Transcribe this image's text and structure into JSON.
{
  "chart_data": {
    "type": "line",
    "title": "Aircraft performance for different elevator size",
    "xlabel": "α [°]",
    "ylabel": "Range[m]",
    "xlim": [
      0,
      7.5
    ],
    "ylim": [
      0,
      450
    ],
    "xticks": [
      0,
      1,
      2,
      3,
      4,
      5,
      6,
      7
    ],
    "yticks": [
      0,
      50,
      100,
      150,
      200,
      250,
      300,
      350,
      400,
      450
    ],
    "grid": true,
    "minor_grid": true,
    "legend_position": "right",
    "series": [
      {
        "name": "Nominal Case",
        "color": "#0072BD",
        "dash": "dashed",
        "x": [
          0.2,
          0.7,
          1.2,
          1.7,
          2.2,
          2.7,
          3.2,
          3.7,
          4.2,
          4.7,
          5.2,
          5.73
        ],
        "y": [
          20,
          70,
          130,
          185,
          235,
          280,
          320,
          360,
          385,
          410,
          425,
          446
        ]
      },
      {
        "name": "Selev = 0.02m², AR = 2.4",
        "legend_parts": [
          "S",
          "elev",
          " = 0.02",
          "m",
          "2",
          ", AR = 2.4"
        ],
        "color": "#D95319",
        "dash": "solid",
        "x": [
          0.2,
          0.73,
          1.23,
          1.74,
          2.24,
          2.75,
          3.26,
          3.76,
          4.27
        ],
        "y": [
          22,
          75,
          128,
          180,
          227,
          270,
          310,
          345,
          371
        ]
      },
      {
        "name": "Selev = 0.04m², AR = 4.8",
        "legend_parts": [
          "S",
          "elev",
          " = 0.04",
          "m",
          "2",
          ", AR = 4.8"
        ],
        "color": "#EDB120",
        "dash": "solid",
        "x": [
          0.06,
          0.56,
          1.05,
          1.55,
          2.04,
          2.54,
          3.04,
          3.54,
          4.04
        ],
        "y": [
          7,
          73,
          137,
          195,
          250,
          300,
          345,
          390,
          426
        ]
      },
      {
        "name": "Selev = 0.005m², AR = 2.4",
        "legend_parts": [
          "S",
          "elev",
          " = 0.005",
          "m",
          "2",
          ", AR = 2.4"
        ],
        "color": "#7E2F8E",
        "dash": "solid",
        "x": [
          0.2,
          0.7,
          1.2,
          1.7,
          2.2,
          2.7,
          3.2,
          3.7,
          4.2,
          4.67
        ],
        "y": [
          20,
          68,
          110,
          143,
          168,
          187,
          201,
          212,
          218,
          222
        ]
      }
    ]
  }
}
##########
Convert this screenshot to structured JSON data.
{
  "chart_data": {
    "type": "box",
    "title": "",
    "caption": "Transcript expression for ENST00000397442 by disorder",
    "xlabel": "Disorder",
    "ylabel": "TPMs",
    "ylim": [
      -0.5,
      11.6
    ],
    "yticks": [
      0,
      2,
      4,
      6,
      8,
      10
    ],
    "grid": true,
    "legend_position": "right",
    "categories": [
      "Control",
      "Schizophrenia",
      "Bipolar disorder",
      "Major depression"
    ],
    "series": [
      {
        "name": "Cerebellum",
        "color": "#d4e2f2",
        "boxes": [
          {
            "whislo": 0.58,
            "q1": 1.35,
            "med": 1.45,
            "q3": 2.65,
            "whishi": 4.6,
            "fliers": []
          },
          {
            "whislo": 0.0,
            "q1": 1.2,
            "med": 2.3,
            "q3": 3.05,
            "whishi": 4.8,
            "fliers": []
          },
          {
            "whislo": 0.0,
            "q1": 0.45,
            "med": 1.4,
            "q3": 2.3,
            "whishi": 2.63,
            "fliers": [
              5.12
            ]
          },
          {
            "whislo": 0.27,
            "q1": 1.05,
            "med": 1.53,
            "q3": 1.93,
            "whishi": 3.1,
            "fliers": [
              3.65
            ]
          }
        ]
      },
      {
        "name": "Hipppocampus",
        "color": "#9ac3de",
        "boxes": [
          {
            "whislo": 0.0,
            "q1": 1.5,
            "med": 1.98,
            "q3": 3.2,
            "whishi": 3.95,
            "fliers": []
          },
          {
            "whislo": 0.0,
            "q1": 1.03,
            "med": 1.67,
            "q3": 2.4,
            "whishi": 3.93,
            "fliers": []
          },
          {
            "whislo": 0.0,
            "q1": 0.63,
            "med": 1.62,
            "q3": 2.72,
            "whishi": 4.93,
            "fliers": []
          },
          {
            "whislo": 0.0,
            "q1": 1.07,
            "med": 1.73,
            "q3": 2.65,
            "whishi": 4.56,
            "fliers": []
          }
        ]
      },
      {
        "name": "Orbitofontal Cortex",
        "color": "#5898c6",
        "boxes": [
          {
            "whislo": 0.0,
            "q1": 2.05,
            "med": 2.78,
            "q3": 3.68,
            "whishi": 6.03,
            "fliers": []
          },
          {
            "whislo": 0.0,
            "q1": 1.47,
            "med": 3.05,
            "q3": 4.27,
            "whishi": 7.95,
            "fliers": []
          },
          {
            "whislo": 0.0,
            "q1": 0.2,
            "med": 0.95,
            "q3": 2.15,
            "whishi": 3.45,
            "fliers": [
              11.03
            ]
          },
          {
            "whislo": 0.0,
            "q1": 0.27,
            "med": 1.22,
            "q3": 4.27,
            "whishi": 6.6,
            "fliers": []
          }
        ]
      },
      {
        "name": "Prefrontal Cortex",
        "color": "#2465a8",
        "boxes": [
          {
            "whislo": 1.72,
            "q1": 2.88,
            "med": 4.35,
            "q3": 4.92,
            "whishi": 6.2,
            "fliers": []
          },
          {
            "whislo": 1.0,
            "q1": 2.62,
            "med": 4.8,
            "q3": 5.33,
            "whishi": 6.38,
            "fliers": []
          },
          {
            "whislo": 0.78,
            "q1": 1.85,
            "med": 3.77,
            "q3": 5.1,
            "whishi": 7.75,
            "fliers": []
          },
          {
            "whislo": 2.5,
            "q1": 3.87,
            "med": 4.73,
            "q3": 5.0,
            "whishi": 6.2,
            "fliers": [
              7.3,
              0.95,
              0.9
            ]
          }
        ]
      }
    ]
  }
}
##########
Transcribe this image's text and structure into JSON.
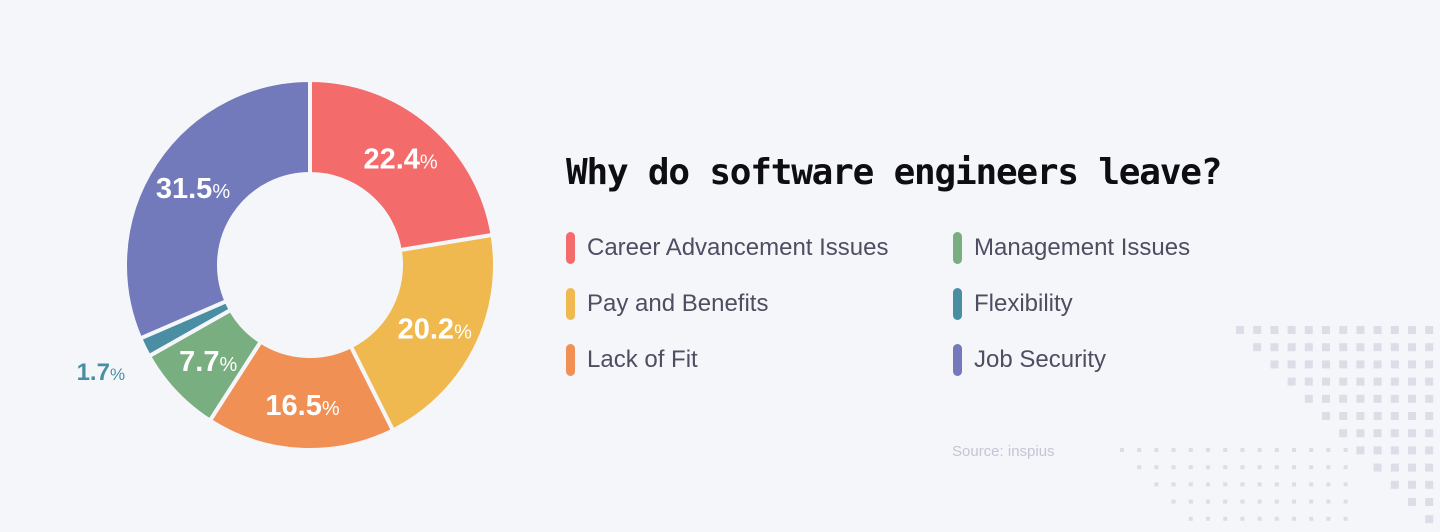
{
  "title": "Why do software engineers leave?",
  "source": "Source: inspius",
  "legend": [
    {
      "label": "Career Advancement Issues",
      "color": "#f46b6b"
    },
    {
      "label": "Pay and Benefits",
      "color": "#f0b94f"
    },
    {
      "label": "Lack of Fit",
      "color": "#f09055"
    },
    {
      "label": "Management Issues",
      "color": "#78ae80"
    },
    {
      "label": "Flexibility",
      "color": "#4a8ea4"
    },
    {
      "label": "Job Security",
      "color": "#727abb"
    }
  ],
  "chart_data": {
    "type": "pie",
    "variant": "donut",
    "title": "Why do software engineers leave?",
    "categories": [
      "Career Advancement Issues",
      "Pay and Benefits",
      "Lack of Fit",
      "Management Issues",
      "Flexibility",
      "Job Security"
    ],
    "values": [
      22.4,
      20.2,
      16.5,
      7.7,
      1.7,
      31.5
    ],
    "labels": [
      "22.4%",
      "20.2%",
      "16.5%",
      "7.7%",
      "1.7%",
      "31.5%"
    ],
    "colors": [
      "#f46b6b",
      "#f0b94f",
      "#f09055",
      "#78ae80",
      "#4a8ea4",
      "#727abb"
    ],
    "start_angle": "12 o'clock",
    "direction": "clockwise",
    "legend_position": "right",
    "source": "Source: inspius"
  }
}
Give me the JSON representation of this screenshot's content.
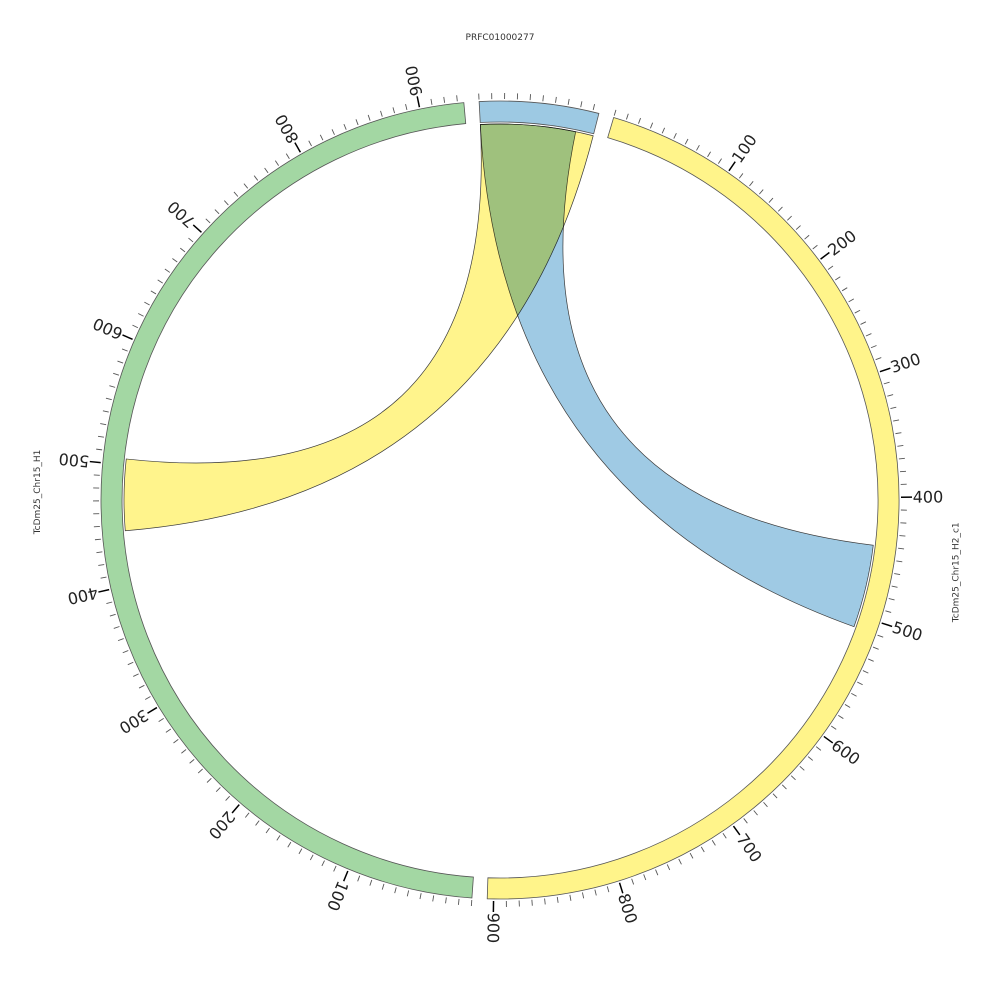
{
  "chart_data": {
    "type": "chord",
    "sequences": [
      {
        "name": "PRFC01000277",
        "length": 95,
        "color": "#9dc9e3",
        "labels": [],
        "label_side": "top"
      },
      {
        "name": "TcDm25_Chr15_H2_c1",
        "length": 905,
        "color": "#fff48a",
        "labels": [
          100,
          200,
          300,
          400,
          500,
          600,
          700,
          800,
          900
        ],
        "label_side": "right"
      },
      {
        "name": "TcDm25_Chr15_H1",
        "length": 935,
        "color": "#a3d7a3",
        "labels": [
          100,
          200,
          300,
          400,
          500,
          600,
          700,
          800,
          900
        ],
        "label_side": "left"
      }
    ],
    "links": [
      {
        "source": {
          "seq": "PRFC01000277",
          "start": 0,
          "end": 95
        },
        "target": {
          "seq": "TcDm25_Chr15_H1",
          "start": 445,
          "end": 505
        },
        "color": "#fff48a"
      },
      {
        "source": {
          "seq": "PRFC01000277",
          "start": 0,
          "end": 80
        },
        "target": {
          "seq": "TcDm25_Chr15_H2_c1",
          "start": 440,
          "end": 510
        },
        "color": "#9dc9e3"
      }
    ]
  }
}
##########
### [Written task]
Select every line of the material above holding the word "name" and copy it.

### [Final result]
        "name": "Nominal Case",
        "name": "Selev = 0.02m², AR = 2.4",
        "name": "Selev = 0.04m², AR = 4.8",
        "name": "Selev = 0.005m², AR = 2.4",
        "name": "Cerebellum",
        "name": "Hipppocampus",
        "name": "Orbitofontal Cortex",
        "name": "Prefrontal Cortex",
        "name": "PRFC01000277",
        "name": "TcDm25_Chr15_H2_c1",
        "name": "TcDm25_Chr15_H1",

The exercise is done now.